- [What is asked] Identify all lines of the data containing the string "deduct" and copy them.

- [Data records]
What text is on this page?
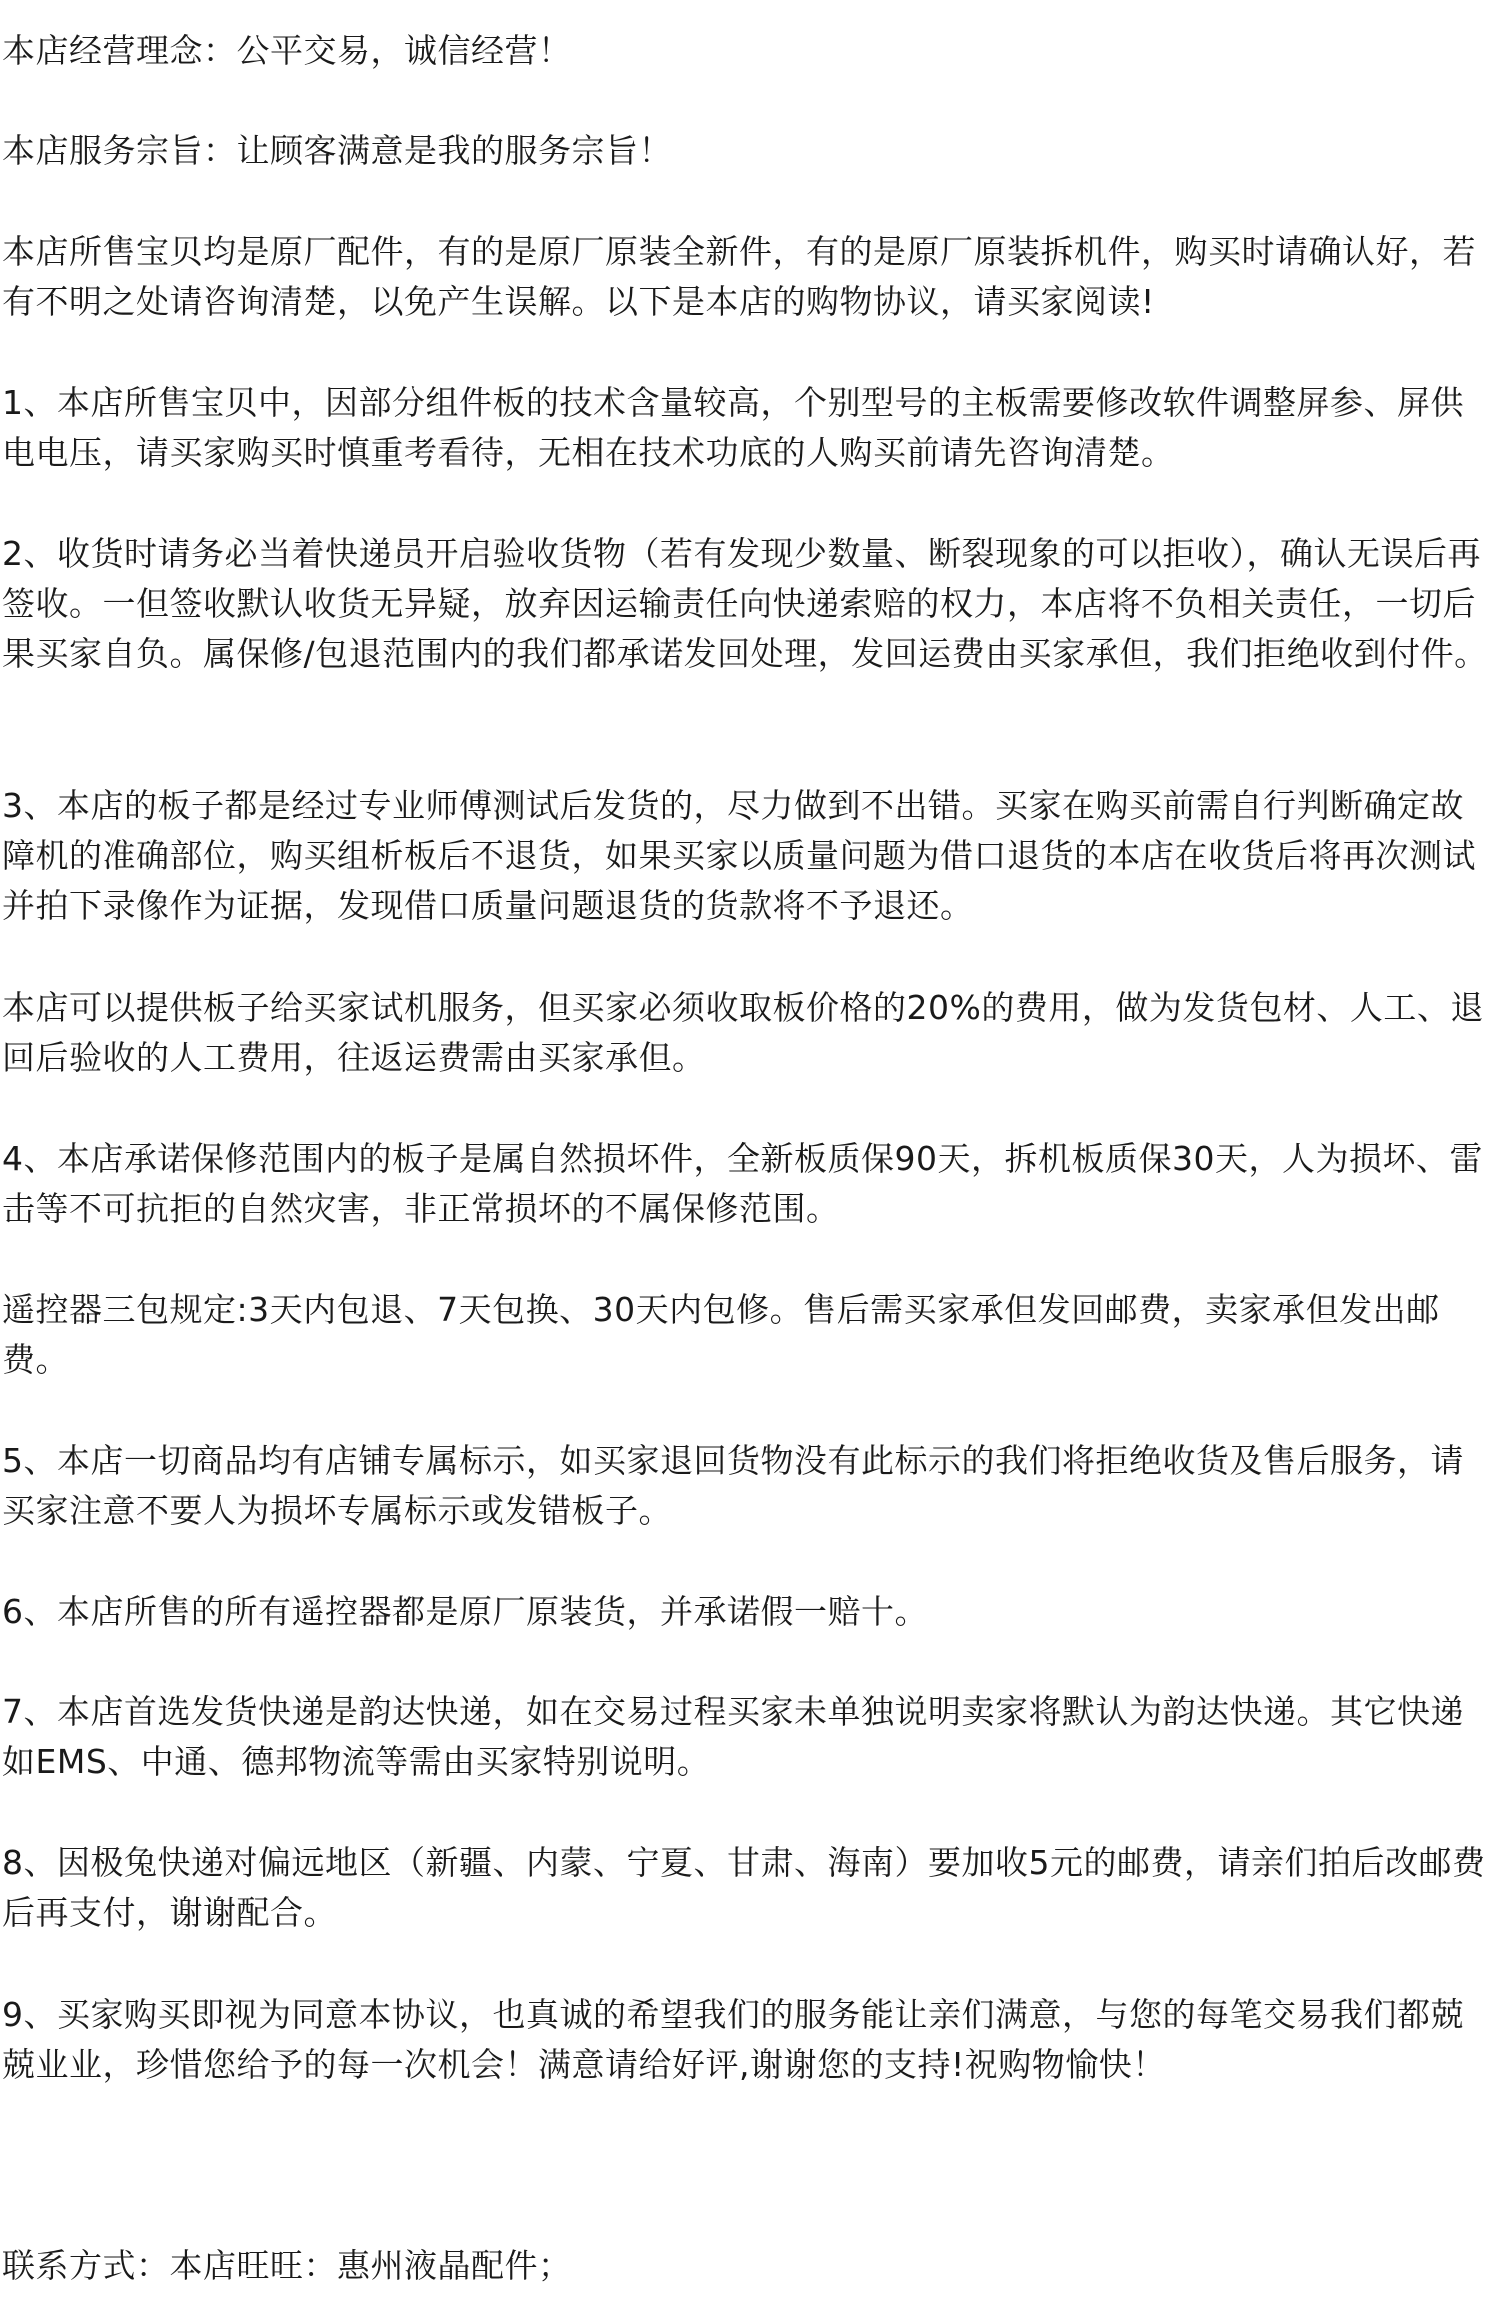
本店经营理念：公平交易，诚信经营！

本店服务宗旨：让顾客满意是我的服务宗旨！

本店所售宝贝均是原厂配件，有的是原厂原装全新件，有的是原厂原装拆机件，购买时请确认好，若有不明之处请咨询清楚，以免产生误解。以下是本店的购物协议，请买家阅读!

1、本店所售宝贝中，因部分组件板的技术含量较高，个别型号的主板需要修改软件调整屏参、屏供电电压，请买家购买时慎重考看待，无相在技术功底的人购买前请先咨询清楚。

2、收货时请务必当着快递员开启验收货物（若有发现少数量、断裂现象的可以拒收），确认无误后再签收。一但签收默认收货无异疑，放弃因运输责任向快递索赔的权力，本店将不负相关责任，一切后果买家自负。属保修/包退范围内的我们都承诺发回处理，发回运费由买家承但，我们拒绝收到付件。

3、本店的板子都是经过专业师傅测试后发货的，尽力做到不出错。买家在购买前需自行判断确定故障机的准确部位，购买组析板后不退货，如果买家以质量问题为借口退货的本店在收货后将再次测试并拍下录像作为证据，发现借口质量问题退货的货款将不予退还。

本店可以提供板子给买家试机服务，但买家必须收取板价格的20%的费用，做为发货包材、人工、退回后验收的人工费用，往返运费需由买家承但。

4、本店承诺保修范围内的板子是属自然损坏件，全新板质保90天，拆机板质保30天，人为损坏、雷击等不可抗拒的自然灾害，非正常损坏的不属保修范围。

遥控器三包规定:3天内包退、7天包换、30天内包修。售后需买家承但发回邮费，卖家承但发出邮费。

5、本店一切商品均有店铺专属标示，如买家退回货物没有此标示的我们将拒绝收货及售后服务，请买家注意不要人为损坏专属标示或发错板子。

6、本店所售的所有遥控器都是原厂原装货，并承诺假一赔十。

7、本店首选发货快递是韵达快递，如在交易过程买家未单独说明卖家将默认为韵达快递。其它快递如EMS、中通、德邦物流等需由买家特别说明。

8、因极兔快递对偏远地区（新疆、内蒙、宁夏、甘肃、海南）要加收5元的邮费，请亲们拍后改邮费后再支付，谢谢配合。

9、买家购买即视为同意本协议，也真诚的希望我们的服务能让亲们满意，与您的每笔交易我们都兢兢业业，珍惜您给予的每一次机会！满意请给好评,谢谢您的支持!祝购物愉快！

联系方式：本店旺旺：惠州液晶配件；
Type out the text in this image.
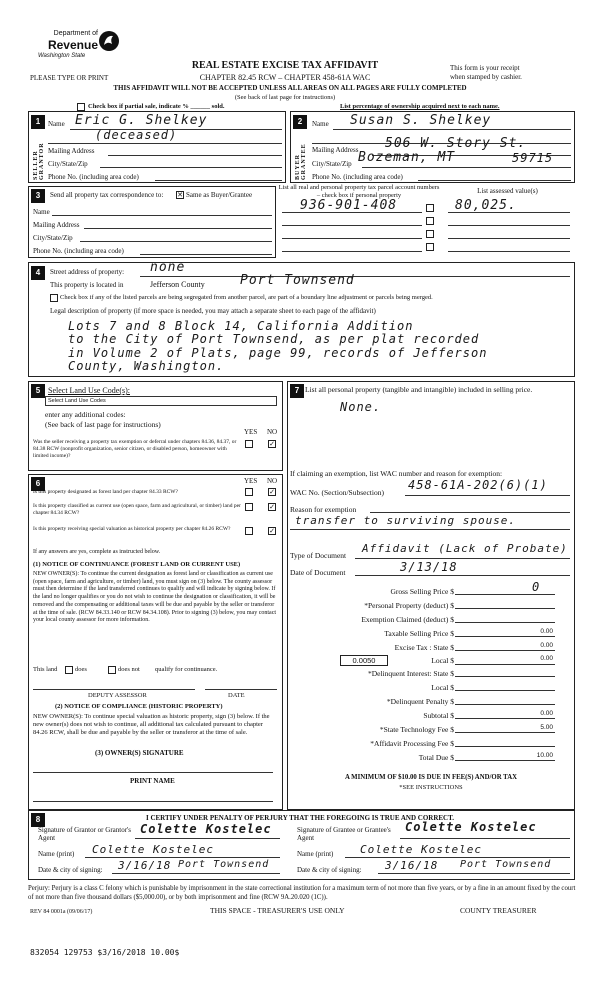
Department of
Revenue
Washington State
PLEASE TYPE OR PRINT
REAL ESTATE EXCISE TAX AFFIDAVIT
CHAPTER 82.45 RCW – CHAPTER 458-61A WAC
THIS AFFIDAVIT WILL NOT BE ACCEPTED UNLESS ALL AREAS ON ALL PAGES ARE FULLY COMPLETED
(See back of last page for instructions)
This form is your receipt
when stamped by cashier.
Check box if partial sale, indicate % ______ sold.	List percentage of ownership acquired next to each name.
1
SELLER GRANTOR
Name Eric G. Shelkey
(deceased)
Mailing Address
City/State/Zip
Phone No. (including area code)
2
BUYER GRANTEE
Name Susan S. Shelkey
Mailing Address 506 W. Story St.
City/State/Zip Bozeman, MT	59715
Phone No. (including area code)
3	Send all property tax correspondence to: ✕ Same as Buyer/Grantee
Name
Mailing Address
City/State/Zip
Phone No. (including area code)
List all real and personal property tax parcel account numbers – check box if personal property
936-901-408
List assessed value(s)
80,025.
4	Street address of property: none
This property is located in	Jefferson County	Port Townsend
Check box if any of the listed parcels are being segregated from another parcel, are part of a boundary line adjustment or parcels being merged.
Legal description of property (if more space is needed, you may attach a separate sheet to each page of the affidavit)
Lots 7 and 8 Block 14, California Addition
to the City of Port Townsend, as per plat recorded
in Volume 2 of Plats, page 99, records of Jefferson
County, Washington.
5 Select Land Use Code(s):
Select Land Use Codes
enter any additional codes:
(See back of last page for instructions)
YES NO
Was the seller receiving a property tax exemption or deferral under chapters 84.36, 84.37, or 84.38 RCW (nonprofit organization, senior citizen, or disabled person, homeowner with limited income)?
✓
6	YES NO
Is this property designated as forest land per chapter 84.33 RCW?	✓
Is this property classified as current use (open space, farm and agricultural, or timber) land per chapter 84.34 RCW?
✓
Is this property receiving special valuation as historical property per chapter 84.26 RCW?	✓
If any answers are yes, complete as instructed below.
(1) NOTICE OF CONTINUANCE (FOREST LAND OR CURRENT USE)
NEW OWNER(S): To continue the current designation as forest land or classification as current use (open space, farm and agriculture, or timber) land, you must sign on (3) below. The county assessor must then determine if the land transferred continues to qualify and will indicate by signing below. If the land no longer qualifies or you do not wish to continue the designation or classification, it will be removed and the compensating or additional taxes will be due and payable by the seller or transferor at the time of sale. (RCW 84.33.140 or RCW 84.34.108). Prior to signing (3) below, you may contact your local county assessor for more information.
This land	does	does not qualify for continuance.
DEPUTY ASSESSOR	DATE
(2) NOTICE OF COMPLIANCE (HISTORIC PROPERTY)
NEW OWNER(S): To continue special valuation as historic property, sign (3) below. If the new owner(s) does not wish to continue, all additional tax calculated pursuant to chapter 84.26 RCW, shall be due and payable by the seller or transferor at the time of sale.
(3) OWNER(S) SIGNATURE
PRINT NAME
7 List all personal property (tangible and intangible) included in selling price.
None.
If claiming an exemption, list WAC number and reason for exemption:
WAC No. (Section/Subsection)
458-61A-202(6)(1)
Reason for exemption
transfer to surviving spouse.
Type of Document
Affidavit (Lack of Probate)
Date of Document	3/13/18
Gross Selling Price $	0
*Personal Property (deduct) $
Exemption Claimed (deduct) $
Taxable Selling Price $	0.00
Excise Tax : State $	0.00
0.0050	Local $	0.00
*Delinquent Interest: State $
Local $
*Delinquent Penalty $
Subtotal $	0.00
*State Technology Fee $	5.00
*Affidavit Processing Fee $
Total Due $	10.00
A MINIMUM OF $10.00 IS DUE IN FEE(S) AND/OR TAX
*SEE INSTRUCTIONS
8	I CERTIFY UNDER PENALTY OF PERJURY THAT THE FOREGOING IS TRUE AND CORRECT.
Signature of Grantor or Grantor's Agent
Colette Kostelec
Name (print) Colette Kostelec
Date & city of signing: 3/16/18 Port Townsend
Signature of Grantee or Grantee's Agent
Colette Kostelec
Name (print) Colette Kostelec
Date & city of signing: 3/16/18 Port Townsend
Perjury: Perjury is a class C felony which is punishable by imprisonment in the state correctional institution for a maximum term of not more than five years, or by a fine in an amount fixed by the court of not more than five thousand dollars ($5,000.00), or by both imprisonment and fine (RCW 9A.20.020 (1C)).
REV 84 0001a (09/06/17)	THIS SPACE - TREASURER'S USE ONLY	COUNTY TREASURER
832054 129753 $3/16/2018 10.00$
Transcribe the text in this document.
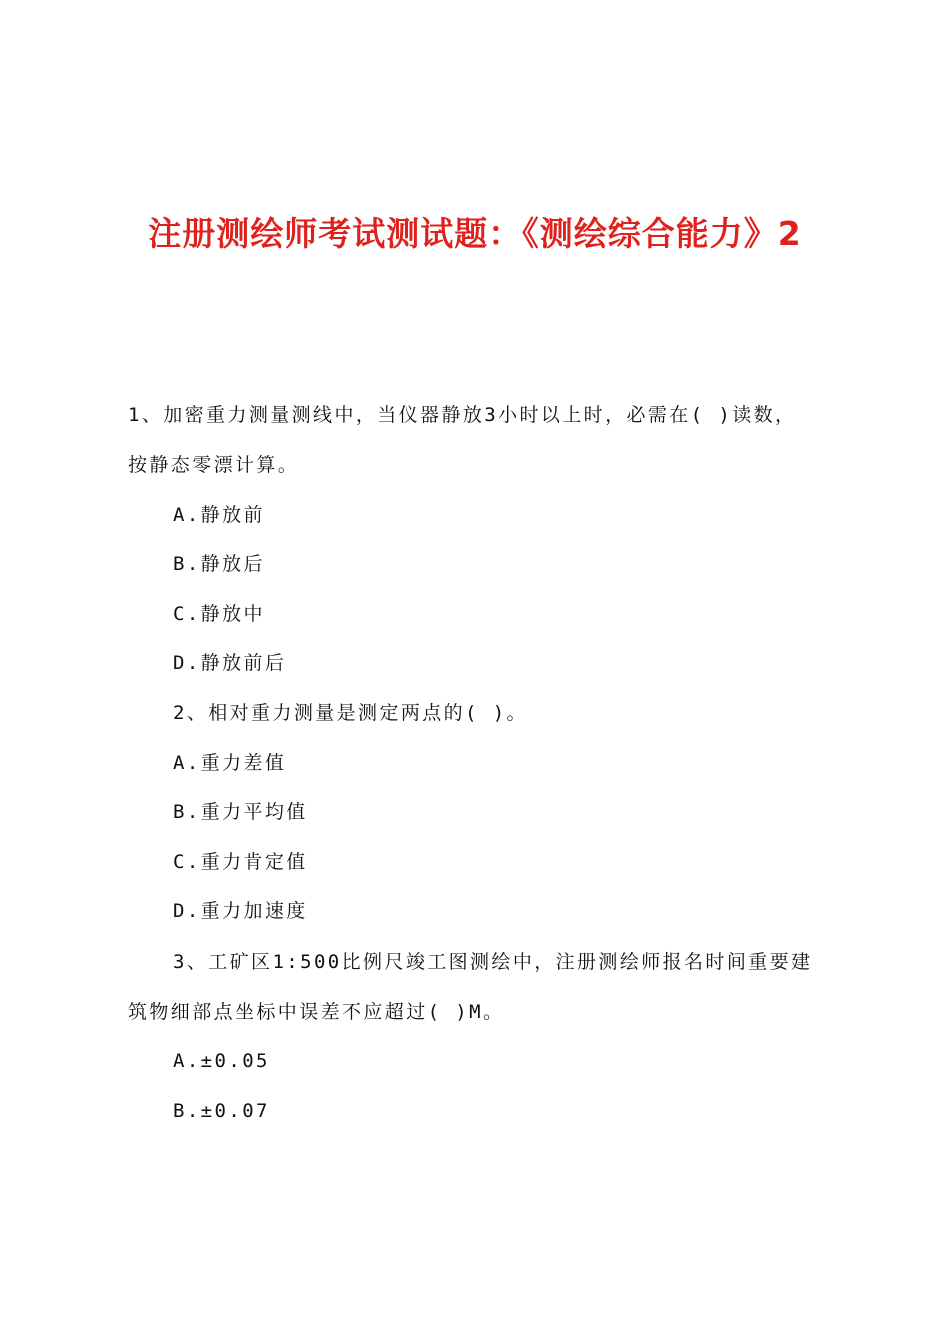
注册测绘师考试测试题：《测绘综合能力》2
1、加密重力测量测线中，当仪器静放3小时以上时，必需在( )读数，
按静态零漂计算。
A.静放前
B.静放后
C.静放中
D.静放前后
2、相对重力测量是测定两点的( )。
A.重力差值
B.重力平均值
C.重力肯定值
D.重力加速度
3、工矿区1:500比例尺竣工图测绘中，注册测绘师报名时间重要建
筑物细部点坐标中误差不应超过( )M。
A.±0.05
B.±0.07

- [Solution to the problem]
*Personal Property (deduct) $
Exemption Claimed (deduct) $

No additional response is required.